> TASK TO CARRY OUT: All lines in the data bearing the string "время" should be identified and copied.

> RECORDS SUPPLIED:
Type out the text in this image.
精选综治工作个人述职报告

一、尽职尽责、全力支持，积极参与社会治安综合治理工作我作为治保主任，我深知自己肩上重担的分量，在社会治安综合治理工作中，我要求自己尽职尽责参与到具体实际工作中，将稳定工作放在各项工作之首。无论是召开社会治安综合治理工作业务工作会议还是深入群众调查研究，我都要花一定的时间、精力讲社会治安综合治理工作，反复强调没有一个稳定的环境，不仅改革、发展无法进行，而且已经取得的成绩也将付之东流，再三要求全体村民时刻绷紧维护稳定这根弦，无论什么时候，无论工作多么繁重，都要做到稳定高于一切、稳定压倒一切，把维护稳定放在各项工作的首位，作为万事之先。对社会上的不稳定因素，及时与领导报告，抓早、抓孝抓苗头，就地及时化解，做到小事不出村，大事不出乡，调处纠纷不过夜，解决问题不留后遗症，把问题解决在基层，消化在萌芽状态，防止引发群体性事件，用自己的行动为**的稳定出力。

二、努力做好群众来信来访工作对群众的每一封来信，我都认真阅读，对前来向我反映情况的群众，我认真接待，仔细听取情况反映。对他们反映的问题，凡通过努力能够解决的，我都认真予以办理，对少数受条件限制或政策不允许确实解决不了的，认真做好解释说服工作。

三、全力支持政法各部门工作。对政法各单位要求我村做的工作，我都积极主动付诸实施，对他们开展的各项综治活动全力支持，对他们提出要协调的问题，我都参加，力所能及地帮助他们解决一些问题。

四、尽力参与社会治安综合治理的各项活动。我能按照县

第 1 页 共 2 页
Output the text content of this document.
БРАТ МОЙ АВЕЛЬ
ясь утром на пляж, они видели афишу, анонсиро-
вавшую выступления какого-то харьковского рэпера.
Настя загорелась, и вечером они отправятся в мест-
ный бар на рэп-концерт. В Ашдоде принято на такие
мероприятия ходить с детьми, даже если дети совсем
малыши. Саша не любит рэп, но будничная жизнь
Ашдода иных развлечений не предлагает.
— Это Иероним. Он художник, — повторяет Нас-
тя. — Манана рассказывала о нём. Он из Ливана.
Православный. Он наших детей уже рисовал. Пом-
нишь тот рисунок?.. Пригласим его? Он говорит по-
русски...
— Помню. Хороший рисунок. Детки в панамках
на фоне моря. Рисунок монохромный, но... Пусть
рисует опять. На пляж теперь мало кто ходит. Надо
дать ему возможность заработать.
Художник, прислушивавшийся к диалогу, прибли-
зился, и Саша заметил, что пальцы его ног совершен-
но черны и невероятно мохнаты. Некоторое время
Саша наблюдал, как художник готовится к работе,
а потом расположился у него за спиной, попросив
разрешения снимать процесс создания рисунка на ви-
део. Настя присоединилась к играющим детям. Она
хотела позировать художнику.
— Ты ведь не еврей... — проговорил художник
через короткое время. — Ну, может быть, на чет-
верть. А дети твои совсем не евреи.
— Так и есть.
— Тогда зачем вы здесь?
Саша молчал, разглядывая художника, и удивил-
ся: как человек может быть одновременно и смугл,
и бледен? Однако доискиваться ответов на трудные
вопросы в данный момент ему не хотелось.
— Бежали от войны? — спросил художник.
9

> SOLUTION TO THE PROBLEM:
но черны и невероятно мохнаты. Некоторое время
через короткое время. — Ну, может быть, на чет-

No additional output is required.